Goal: Revise the passage on constant-time instructions below, from "However, the instructions" up to and including "CPU control bit.", changing "operating system" to "kernel".

Extract to read:
<<<<

That said WG21 and WG14 don't seem to be able to get the memo that safety is more important than single core speed. Or as I suspect a bunch members are actually malicious.
Technically any new feature that requires backend support is an additional burden on backend devs. There's nothing special about constant-time builtins in this respect.
> since if they implemented it naively
Strictly speaking, whether an implementation is naive is independent of whether it is correct. An implementation that purports to be constant time while not actually being constant time is wrong, no matter how naive or sophisticated the implementation may be.
In some cases it might be necessary to consider the possibility of invalid memory accesses (and avoid the side-channels when doing so). (The example given in the article works around this issue, but I don't know if there are any situations where this will not help.)
> The CMOVcc instruction runs in time independent of its arguments in all current x86 architecture processors. This includes variants that load from memory. The load is performed before the condition is tested. Future versions of the architecture may introduce new addressing modes that do not exhibit this property.
The list includes CMOV.
However, the instructions from the list are guaranteed to have constant execution time, even on any future CPUs, only if the operating system sets a certain CPU control bit.
So on recent and future Intel/AMD CPUs, one may need to verify that the correct choice has been made between secure execution mode and fastest execution mode.

>>>>

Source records
<<<<

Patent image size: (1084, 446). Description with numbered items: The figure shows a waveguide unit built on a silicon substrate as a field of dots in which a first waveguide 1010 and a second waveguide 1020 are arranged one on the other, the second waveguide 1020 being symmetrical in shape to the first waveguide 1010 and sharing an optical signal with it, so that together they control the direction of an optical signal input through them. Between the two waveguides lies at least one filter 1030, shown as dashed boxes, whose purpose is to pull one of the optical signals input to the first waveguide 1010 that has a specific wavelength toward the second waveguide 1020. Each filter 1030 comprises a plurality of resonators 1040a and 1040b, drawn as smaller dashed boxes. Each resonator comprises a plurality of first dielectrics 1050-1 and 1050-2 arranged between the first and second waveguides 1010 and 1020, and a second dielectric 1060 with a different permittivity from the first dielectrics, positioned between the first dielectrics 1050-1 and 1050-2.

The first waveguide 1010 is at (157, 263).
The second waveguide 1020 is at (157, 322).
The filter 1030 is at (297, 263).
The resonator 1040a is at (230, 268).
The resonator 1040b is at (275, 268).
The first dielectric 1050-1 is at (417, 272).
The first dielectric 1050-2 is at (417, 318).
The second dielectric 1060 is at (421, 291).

>>>>
<<<<

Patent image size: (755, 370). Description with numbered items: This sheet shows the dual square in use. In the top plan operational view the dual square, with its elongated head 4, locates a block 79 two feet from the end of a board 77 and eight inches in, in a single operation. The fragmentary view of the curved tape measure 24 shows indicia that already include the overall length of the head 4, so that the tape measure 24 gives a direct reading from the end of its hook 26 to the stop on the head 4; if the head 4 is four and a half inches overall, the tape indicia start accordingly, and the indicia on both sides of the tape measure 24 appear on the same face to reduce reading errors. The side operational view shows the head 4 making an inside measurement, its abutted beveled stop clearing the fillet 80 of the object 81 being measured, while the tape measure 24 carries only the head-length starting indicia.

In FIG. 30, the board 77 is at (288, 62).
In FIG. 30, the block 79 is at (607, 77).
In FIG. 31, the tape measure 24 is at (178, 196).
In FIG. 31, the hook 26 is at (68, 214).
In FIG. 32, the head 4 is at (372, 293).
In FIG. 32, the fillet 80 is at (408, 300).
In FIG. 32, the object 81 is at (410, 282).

>>>>
<<<<

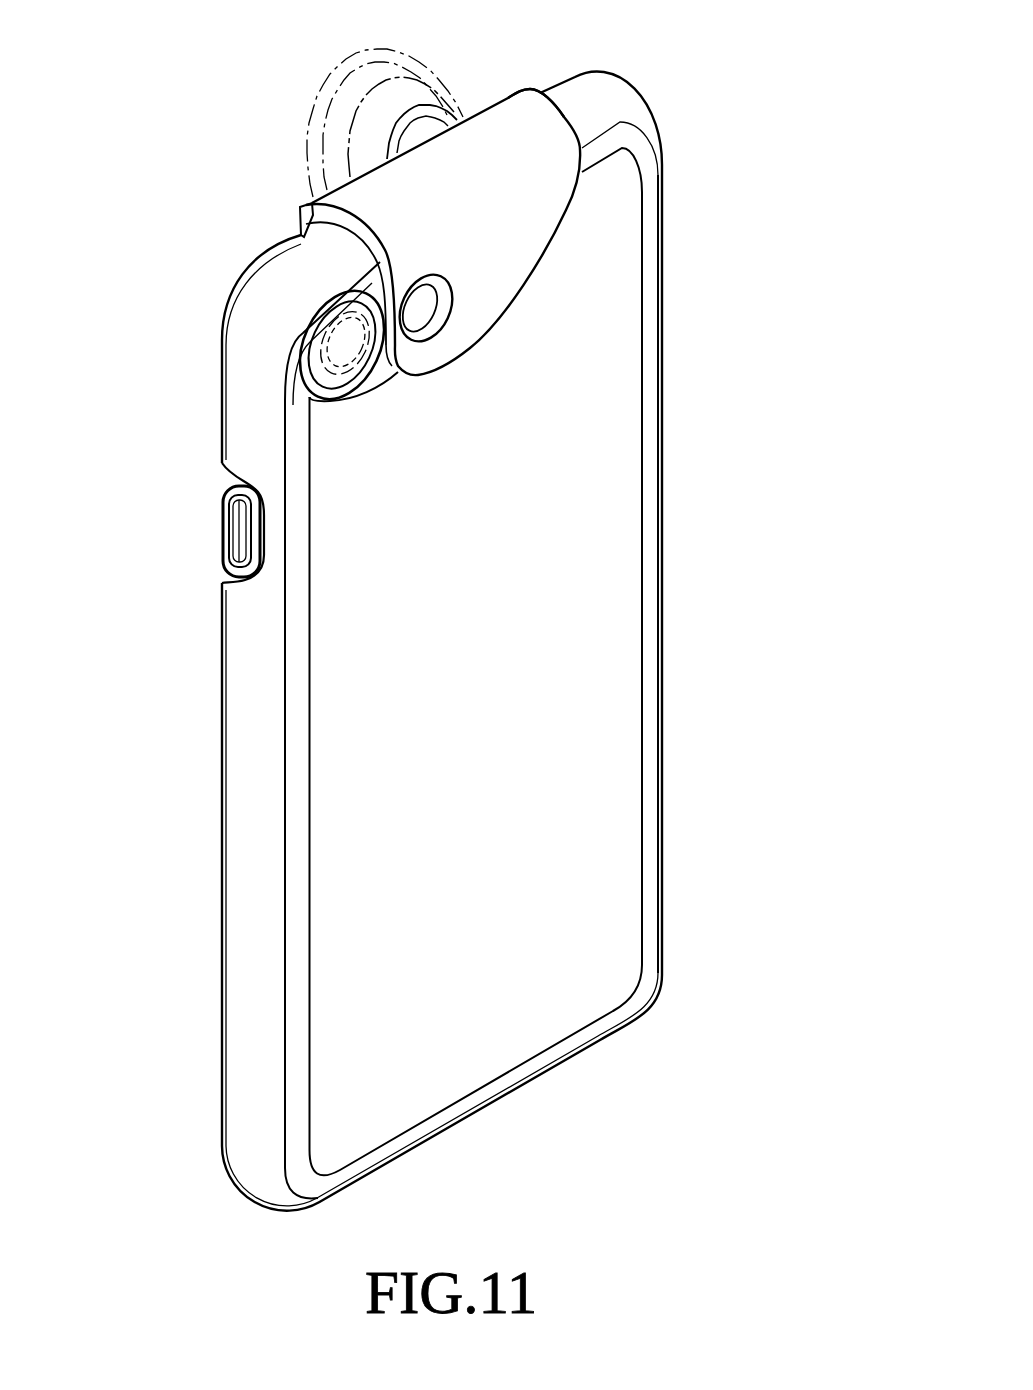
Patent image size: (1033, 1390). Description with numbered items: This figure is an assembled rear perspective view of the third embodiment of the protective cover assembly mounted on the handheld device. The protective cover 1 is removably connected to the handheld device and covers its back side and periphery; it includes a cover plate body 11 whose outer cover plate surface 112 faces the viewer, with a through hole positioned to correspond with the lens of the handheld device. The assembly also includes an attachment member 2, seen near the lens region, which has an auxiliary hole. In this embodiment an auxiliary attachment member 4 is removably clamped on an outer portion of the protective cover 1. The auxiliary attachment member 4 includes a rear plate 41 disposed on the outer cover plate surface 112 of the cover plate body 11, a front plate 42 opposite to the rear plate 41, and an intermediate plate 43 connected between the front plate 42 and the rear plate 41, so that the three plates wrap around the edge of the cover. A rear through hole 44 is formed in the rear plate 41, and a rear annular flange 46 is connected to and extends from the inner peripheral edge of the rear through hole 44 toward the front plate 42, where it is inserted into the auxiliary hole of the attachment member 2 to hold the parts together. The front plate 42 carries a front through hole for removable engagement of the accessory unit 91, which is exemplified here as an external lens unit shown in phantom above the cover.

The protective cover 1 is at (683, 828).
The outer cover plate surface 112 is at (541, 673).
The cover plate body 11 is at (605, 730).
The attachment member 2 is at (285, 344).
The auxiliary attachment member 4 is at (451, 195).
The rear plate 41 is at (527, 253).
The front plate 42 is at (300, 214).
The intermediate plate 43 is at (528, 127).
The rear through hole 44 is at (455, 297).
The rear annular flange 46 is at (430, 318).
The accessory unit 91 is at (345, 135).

>>>>

Task result:
However, the instructions from the list are guaranteed to have constant execution time, even on any future CPUs, only if the kernel sets a certain CPU control bit.